(Extracted data entries)
==========

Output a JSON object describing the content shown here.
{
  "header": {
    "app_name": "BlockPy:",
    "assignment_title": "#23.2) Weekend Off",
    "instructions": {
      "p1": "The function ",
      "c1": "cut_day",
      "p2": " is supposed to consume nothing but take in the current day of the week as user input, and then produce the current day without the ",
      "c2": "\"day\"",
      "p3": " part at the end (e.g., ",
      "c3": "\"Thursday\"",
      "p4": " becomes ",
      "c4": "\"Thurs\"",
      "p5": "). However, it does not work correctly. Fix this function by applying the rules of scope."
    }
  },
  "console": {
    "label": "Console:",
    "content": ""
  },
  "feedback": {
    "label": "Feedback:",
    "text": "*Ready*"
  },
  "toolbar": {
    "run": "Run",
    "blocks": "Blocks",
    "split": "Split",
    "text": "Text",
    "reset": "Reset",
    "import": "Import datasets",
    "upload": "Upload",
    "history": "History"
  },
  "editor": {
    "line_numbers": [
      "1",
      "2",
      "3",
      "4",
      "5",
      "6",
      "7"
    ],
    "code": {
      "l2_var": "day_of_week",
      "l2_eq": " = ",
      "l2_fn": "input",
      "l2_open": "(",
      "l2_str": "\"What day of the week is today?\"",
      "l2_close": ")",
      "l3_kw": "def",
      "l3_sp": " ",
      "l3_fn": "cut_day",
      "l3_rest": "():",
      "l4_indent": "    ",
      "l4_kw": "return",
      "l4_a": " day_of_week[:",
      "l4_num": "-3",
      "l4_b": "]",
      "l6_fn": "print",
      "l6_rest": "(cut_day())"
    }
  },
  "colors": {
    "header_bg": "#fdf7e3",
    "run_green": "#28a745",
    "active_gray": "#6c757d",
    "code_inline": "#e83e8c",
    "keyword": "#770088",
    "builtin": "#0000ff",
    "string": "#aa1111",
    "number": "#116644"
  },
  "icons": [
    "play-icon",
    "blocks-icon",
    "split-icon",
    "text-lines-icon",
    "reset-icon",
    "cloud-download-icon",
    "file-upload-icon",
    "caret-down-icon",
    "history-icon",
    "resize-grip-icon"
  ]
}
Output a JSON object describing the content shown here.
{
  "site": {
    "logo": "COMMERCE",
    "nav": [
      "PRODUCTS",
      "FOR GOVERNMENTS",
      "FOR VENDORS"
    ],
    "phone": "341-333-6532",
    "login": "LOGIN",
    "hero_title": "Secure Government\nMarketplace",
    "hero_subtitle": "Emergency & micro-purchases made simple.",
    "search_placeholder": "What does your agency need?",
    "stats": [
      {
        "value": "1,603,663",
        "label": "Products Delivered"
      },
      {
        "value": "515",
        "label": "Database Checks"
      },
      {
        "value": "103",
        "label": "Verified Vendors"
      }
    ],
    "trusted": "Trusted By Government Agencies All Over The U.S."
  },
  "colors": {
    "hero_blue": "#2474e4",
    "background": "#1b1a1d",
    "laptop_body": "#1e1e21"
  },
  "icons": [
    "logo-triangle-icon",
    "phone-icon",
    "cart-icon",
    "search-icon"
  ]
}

==========

**TASK OBJECTIVE**
Produce a verbatim transcription of the entries above.

**EXERCISE RESULT**
Output a JSON object describing the content shown here.
{
  "header": {
    "app_name": "BlockPy:",
    "assignment_title": "#23.2) Weekend Off",
    "instructions": {
      "p1": "The function ",
      "c1": "cut_day",
      "p2": " is supposed to consume nothing but take in the current day of the week as user input, and then produce the current day without the ",
      "c2": "\"day\"",
      "p3": " part at the end (e.g., ",
      "c3": "\"Thursday\"",
      "p4": " becomes ",
      "c4": "\"Thurs\"",
      "p5": "). However, it does not work correctly. Fix this function by applying the rules of scope."
    }
  },
  "console": {
    "label": "Console:",
    "content": ""
  },
  "feedback": {
    "label": "Feedback:",
    "text": "*Ready*"
  },
  "toolbar": {
    "run": "Run",
    "blocks": "Blocks",
    "split": "Split",
    "text": "Text",
    "reset": "Reset",
    "import": "Import datasets",
    "upload": "Upload",
    "history": "History"
  },
  "editor": {
    "line_numbers": [
      "1",
      "2",
      "3",
      "4",
      "5",
      "6",
      "7"
    ],
    "code": {
      "l2_var": "day_of_week",
      "l2_eq": " = ",
      "l2_fn": "input",
      "l2_open": "(",
      "l2_str": "\"What day of the week is today?\"",
      "l2_close": ")",
      "l3_kw": "def",
      "l3_sp": " ",
      "l3_fn": "cut_day",
      "l3_rest": "():",
      "l4_indent": "    ",
      "l4_kw": "return",
      "l4_a": " day_of_week[:",
      "l4_num": "-3",
      "l4_b": "]",
      "l6_fn": "print",
      "l6_rest": "(cut_day())"
    }
  },
  "colors": {
    "header_bg": "#fdf7e3",
    "run_green": "#28a745",
    "active_gray": "#6c757d",
    "code_inline": "#e83e8c",
    "keyword": "#770088",
    "builtin": "#0000ff",
    "string": "#aa1111",
    "number": "#116644"
  },
  "icons": [
    "play-icon",
    "blocks-icon",
    "split-icon",
    "text-lines-icon",
    "reset-icon",
    "cloud-download-icon",
    "file-upload-icon",
    "caret-down-icon",
    "history-icon",
    "resize-grip-icon"
  ]
}
Output a JSON object describing the content shown here.
{
  "site": {
    "logo": "COMMERCE",
    "nav": [
      "PRODUCTS",
      "FOR GOVERNMENTS",
      "FOR VENDORS"
    ],
    "phone": "341-333-6532",
    "login": "LOGIN",
    "hero_title": "Secure Government\nMarketplace",
    "hero_subtitle": "Emergency & micro-purchases made simple.",
    "search_placeholder": "What does your agency need?",
    "stats": [
      {
        "value": "1,603,663",
        "label": "Products Delivered"
      },
      {
        "value": "515",
        "label": "Database Checks"
      },
      {
        "value": "103",
        "label": "Verified Vendors"
      }
    ],
    "trusted": "Trusted By Government Agencies All Over The U.S."
  },
  "colors": {
    "hero_blue": "#2474e4",
    "background": "#1b1a1d",
    "laptop_body": "#1e1e21"
  },
  "icons": [
    "logo-triangle-icon",
    "phone-icon",
    "cart-icon",
    "search-icon"
  ]
}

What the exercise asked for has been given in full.